# [Data provided]
_ _ _ _

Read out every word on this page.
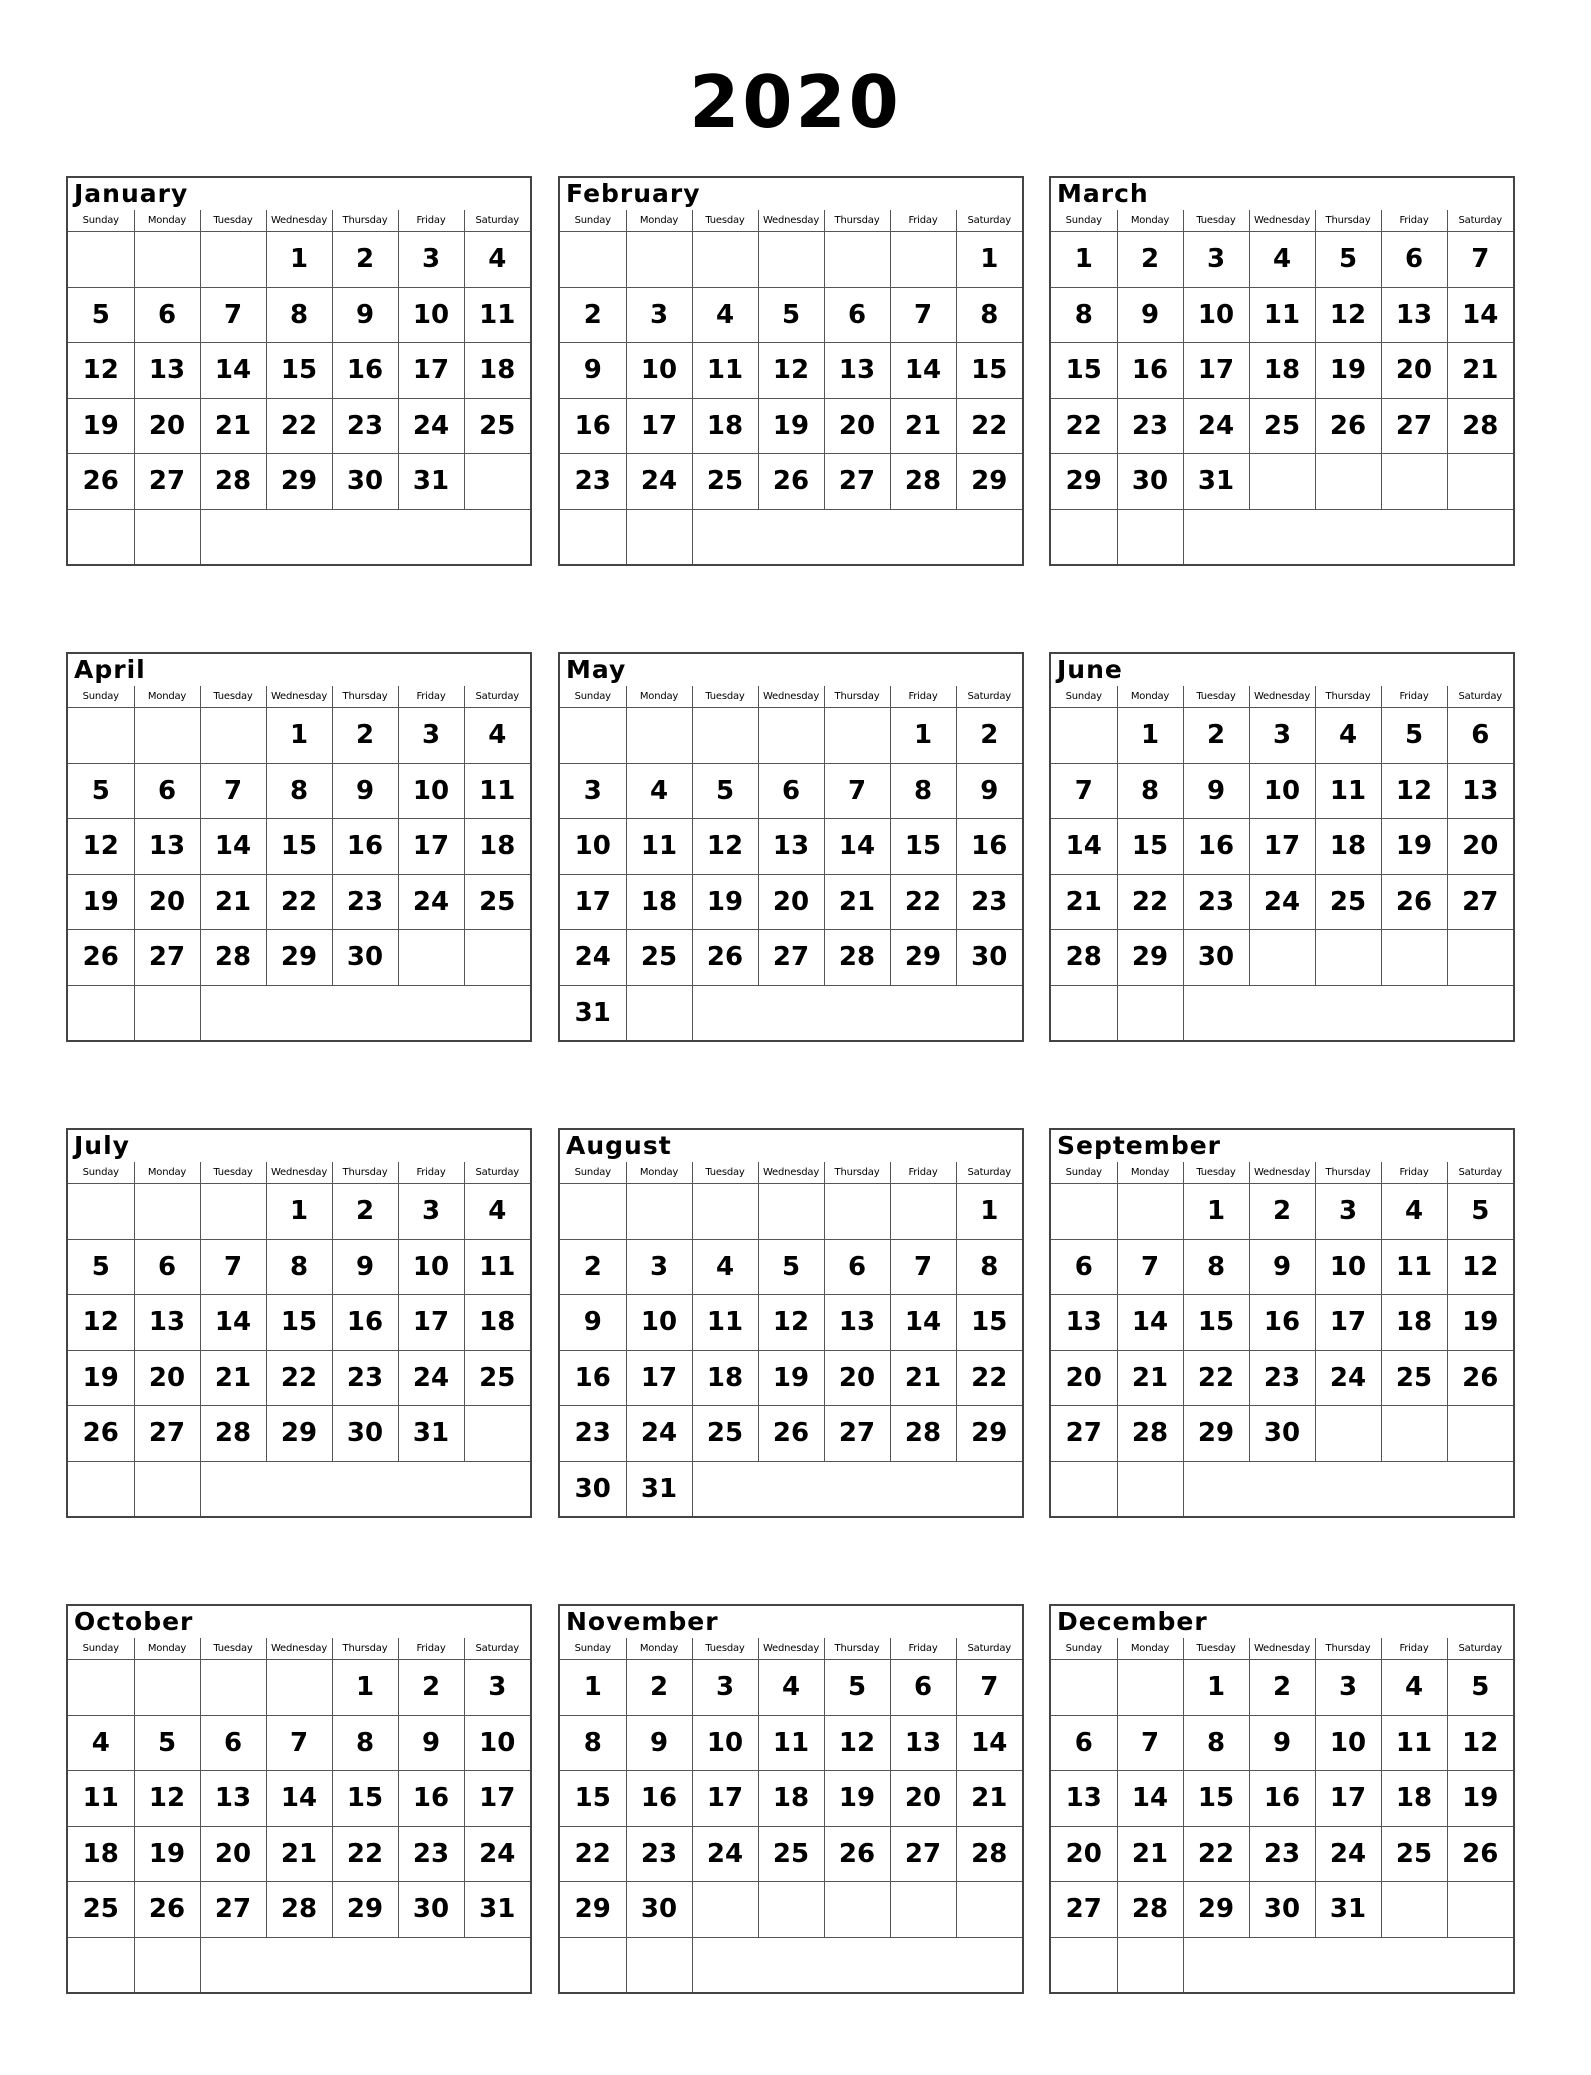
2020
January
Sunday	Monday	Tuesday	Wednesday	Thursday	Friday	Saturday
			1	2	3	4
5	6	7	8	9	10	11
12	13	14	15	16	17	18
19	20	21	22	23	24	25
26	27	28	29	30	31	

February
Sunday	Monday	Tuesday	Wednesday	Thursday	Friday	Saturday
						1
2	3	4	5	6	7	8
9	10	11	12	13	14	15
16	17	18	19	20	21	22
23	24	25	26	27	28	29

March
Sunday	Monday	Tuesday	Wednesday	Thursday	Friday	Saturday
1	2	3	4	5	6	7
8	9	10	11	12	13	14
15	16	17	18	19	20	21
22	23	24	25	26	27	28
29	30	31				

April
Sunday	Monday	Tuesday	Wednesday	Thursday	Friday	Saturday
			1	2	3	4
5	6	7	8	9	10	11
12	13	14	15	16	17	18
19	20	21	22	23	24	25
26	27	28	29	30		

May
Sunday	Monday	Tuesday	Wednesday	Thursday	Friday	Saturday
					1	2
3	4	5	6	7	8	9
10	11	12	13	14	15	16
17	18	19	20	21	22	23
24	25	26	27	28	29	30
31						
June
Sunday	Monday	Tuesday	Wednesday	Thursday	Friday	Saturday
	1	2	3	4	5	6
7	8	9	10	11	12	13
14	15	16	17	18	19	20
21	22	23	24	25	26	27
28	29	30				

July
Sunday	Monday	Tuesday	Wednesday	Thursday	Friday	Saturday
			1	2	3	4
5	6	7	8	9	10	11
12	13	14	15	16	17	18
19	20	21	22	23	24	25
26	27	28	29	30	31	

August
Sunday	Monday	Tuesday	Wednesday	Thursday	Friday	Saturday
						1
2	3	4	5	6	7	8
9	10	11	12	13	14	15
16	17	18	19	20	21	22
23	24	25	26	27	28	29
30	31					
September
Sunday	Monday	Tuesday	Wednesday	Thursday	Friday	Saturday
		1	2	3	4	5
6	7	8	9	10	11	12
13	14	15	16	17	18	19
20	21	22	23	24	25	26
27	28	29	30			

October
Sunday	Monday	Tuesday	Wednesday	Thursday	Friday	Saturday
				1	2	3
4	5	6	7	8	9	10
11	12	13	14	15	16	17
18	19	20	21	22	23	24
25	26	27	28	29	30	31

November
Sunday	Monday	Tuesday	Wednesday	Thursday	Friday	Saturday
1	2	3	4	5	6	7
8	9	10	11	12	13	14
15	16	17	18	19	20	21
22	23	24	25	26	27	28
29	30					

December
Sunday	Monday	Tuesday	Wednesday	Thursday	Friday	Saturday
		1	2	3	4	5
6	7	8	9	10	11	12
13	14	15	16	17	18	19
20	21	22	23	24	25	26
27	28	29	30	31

_ _ _ _

# [Exercise details]
Above are records to transcribe exactly; leave their pictures out.

# [Response to this task]
Read out every word on this page.
2020
January
Sunday	Monday	Tuesday	Wednesday	Thursday	Friday	Saturday
			1	2	3	4
5	6	7	8	9	10	11
12	13	14	15	16	17	18
19	20	21	22	23	24	25
26	27	28	29	30	31	

February
Sunday	Monday	Tuesday	Wednesday	Thursday	Friday	Saturday
						1
2	3	4	5	6	7	8
9	10	11	12	13	14	15
16	17	18	19	20	21	22
23	24	25	26	27	28	29

March
Sunday	Monday	Tuesday	Wednesday	Thursday	Friday	Saturday
1	2	3	4	5	6	7
8	9	10	11	12	13	14
15	16	17	18	19	20	21
22	23	24	25	26	27	28
29	30	31				

April
Sunday	Monday	Tuesday	Wednesday	Thursday	Friday	Saturday
			1	2	3	4
5	6	7	8	9	10	11
12	13	14	15	16	17	18
19	20	21	22	23	24	25
26	27	28	29	30		

May
Sunday	Monday	Tuesday	Wednesday	Thursday	Friday	Saturday
					1	2
3	4	5	6	7	8	9
10	11	12	13	14	15	16
17	18	19	20	21	22	23
24	25	26	27	28	29	30
31						
June
Sunday	Monday	Tuesday	Wednesday	Thursday	Friday	Saturday
	1	2	3	4	5	6
7	8	9	10	11	12	13
14	15	16	17	18	19	20
21	22	23	24	25	26	27
28	29	30				

July
Sunday	Monday	Tuesday	Wednesday	Thursday	Friday	Saturday
			1	2	3	4
5	6	7	8	9	10	11
12	13	14	15	16	17	18
19	20	21	22	23	24	25
26	27	28	29	30	31	

August
Sunday	Monday	Tuesday	Wednesday	Thursday	Friday	Saturday
						1
2	3	4	5	6	7	8
9	10	11	12	13	14	15
16	17	18	19	20	21	22
23	24	25	26	27	28	29
30	31					
September
Sunday	Monday	Tuesday	Wednesday	Thursday	Friday	Saturday
		1	2	3	4	5
6	7	8	9	10	11	12
13	14	15	16	17	18	19
20	21	22	23	24	25	26
27	28	29	30			

October
Sunday	Monday	Tuesday	Wednesday	Thursday	Friday	Saturday
				1	2	3
4	5	6	7	8	9	10
11	12	13	14	15	16	17
18	19	20	21	22	23	24
25	26	27	28	29	30	31

November
Sunday	Monday	Tuesday	Wednesday	Thursday	Friday	Saturday
1	2	3	4	5	6	7
8	9	10	11	12	13	14
15	16	17	18	19	20	21
22	23	24	25	26	27	28
29	30					

December
Sunday	Monday	Tuesday	Wednesday	Thursday	Friday	Saturday
		1	2	3	4	5
6	7	8	9	10	11	12
13	14	15	16	17	18	19
20	21	22	23	24	25	26
27	28	29	30	31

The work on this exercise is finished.